**DATA SECTION:**
----
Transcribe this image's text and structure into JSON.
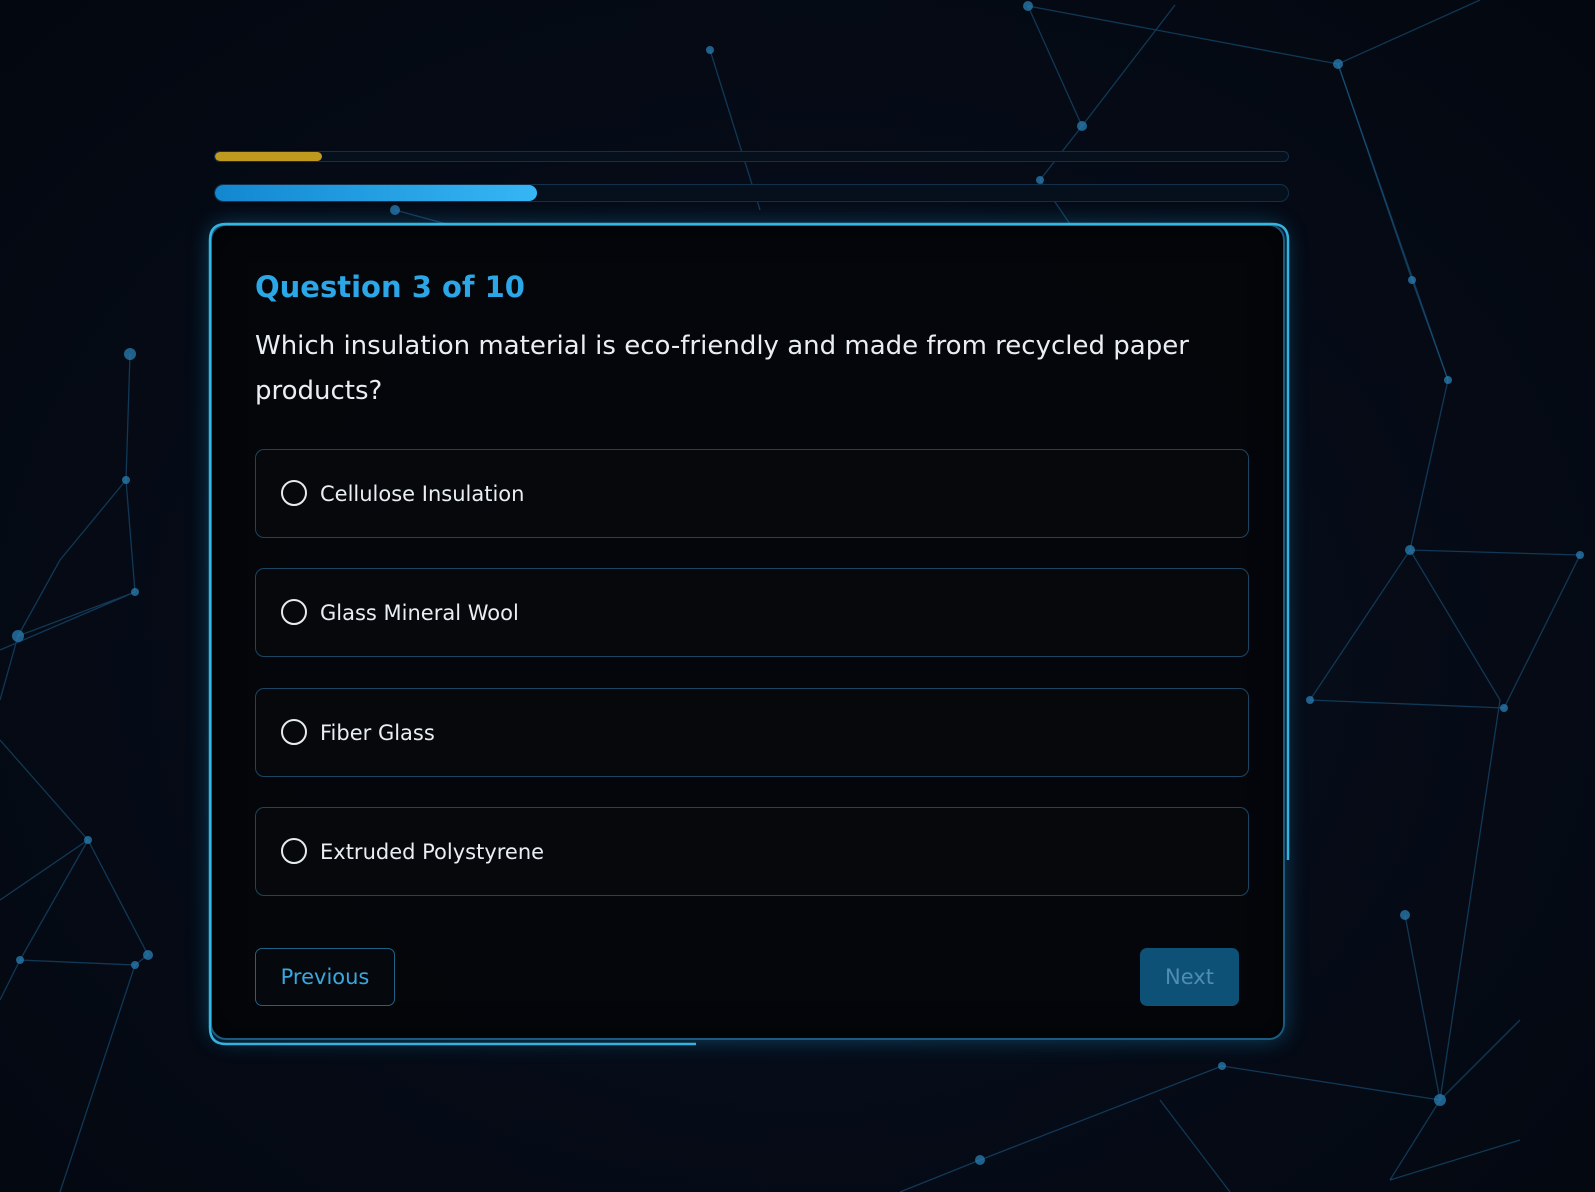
{
  "progress": {
    "timer_fraction": 0.1,
    "quiz_fraction": 0.3,
    "timer_color": "#bf9a1e",
    "quiz_color": "#1e9ee6"
  },
  "quiz": {
    "title": "Question 3 of 10",
    "question": "Which insulation material is eco-friendly and made from recycled paper products?",
    "options": [
      {
        "label": "Cellulose Insulation",
        "selected": false
      },
      {
        "label": "Glass Mineral Wool",
        "selected": false
      },
      {
        "label": "Fiber Glass",
        "selected": false
      },
      {
        "label": "Extruded Polystyrene",
        "selected": false
      }
    ]
  },
  "buttons": {
    "previous": "Previous",
    "next": "Next"
  },
  "colors": {
    "accent": "#2ba6e6",
    "background": "#050a14",
    "card_border": "#1a5a7e"
  }
}
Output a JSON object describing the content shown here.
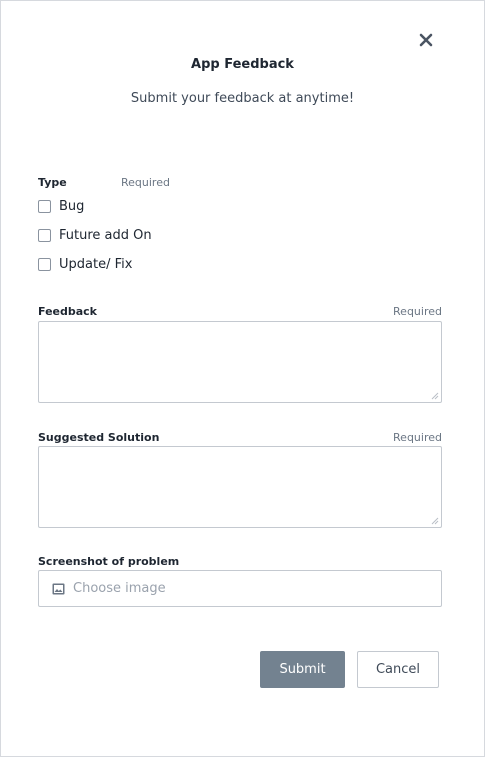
{
  "dialog": {
    "title": "App Feedback",
    "subtitle": "Submit your feedback at anytime!",
    "close_icon": "close-icon"
  },
  "type_field": {
    "label": "Type",
    "required": "Required",
    "options": [
      {
        "label": "Bug",
        "checked": false
      },
      {
        "label": "Future add On",
        "checked": false
      },
      {
        "label": "Update/ Fix",
        "checked": false
      }
    ]
  },
  "feedback_field": {
    "label": "Feedback",
    "required": "Required",
    "value": ""
  },
  "solution_field": {
    "label": "Suggested Solution",
    "required": "Required",
    "value": ""
  },
  "screenshot_field": {
    "label": "Screenshot of problem",
    "placeholder": "Choose image",
    "icon": "image-icon"
  },
  "actions": {
    "submit_label": "Submit",
    "cancel_label": "Cancel"
  },
  "colors": {
    "submit_bg": "#738290",
    "border": "#c4c9d0",
    "text": "#1e2631",
    "muted": "#6b7684"
  }
}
----
**SET TASK:** Set down the lines of the records above exactly, apart from the pictures.

**FINISHED EXERCISE:**
Transcribe this image's text and structure into JSON.
{
  "progress": {
    "timer_fraction": 0.1,
    "quiz_fraction": 0.3,
    "timer_color": "#bf9a1e",
    "quiz_color": "#1e9ee6"
  },
  "quiz": {
    "title": "Question 3 of 10",
    "question": "Which insulation material is eco-friendly and made from recycled paper products?",
    "options": [
      {
        "label": "Cellulose Insulation",
        "selected": false
      },
      {
        "label": "Glass Mineral Wool",
        "selected": false
      },
      {
        "label": "Fiber Glass",
        "selected": false
      },
      {
        "label": "Extruded Polystyrene",
        "selected": false
      }
    ]
  },
  "buttons": {
    "previous": "Previous",
    "next": "Next"
  },
  "colors": {
    "accent": "#2ba6e6",
    "background": "#050a14",
    "card_border": "#1a5a7e"
  }
}
Output a JSON object describing the content shown here.
{
  "dialog": {
    "title": "App Feedback",
    "subtitle": "Submit your feedback at anytime!",
    "close_icon": "close-icon"
  },
  "type_field": {
    "label": "Type",
    "required": "Required",
    "options": [
      {
        "label": "Bug",
        "checked": false
      },
      {
        "label": "Future add On",
        "checked": false
      },
      {
        "label": "Update/ Fix",
        "checked": false
      }
    ]
  },
  "feedback_field": {
    "label": "Feedback",
    "required": "Required",
    "value": ""
  },
  "solution_field": {
    "label": "Suggested Solution",
    "required": "Required",
    "value": ""
  },
  "screenshot_field": {
    "label": "Screenshot of problem",
    "placeholder": "Choose image",
    "icon": "image-icon"
  },
  "actions": {
    "submit_label": "Submit",
    "cancel_label": "Cancel"
  },
  "colors": {
    "submit_bg": "#738290",
    "border": "#c4c9d0",
    "text": "#1e2631",
    "muted": "#6b7684"
  }
}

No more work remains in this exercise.